Element region listings:
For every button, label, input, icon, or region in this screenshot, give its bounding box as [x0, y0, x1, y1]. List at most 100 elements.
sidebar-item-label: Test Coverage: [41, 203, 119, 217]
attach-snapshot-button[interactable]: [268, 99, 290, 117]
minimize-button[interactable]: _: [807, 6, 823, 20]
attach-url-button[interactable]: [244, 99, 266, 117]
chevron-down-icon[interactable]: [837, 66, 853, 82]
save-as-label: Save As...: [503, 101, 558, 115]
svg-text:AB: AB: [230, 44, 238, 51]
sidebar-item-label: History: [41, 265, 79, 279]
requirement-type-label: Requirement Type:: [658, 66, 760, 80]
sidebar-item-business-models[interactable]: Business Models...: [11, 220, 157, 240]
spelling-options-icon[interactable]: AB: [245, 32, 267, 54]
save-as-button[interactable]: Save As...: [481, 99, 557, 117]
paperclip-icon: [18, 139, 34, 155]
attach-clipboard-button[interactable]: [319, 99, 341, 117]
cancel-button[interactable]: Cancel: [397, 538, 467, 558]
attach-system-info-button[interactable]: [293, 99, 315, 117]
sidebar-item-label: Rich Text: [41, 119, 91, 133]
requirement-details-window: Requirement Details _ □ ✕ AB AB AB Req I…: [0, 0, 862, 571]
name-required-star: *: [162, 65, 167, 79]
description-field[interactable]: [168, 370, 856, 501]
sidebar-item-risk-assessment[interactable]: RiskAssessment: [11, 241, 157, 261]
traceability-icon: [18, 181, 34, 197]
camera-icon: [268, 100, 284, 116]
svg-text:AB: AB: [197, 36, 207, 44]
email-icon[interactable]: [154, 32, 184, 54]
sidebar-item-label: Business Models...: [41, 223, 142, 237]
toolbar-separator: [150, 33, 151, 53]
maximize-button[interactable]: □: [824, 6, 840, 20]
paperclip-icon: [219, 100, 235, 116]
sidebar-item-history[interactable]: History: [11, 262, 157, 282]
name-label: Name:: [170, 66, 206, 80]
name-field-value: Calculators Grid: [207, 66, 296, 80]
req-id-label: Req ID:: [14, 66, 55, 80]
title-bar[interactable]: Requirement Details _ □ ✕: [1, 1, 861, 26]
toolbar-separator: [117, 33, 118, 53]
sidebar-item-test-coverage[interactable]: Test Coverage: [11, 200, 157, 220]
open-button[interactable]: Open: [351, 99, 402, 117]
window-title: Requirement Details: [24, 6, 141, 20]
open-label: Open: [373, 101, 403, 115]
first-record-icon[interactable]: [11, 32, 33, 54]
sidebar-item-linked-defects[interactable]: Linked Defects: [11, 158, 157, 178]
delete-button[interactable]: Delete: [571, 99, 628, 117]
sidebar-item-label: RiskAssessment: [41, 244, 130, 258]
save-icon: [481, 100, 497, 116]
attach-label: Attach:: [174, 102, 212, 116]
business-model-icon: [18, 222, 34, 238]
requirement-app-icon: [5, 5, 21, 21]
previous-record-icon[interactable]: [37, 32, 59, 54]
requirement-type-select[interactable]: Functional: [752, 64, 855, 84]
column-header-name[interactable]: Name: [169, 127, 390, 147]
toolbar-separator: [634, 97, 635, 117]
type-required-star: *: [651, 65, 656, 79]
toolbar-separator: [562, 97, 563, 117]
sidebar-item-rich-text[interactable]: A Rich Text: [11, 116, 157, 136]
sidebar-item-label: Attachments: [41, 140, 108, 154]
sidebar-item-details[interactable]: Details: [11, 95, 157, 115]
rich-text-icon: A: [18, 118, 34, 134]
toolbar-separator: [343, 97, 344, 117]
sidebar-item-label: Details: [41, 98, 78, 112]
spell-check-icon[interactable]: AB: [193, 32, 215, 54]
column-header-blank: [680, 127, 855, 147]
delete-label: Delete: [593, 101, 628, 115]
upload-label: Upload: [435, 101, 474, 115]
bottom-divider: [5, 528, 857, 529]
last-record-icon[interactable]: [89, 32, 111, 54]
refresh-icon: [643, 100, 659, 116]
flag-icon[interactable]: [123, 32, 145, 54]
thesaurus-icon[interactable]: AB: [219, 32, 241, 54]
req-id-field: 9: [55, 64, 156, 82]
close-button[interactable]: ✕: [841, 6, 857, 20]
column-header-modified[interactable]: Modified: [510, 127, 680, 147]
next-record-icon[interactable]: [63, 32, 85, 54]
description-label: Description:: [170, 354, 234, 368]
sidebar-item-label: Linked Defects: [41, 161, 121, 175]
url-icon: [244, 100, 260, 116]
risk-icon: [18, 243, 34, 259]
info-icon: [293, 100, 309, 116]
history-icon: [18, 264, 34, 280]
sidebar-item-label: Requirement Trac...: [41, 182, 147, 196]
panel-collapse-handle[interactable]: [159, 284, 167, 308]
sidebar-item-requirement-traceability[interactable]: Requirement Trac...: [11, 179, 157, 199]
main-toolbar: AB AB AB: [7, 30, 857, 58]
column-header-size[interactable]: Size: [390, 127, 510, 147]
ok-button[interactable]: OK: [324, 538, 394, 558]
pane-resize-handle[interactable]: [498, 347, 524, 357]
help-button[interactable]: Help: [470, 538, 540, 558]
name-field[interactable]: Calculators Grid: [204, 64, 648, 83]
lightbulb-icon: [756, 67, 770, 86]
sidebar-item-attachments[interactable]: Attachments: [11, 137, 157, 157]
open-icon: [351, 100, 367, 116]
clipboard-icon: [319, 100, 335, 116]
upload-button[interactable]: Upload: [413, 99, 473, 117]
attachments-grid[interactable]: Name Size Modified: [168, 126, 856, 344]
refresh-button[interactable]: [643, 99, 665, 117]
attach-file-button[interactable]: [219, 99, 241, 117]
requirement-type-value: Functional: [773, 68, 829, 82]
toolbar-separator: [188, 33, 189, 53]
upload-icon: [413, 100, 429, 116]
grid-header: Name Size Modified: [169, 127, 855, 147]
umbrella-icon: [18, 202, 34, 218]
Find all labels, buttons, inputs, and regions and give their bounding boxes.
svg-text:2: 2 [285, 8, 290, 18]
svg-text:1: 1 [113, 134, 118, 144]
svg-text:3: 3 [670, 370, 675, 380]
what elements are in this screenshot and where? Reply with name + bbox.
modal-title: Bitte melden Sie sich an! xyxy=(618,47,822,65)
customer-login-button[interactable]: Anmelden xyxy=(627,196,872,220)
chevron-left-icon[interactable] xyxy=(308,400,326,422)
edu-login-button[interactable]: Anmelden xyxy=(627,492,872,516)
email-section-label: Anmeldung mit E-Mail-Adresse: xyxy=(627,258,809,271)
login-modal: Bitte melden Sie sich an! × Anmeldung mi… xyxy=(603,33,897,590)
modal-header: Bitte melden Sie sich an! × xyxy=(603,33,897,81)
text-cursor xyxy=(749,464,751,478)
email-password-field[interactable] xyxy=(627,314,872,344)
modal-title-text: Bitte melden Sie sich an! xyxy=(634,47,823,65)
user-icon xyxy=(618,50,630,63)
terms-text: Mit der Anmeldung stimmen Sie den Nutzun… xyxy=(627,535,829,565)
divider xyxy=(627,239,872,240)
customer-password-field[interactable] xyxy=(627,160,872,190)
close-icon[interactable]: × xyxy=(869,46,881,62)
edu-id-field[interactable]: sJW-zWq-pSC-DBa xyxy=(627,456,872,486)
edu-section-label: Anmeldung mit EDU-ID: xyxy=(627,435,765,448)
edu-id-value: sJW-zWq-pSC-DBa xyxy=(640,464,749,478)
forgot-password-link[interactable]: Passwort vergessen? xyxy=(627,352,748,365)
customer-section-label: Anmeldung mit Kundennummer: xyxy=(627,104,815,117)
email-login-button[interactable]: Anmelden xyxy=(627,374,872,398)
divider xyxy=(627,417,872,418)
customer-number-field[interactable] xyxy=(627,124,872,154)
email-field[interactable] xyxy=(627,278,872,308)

* _Instructions to follow_
Quote the lines from the first one down to and including the line with "chevron-down-icon[interactable]: [837, 66, 853, 82]", reproducing each one verbatim.

* _Correct result_
For every button, label, input, icon, or region in this screenshot, give its bounding box as [x0, y0, x1, y1]. List at most 100 elements.
sidebar-item-label: Test Coverage: [41, 203, 119, 217]
attach-snapshot-button[interactable]: [268, 99, 290, 117]
minimize-button[interactable]: _: [807, 6, 823, 20]
attach-url-button[interactable]: [244, 99, 266, 117]
chevron-down-icon[interactable]: [837, 66, 853, 82]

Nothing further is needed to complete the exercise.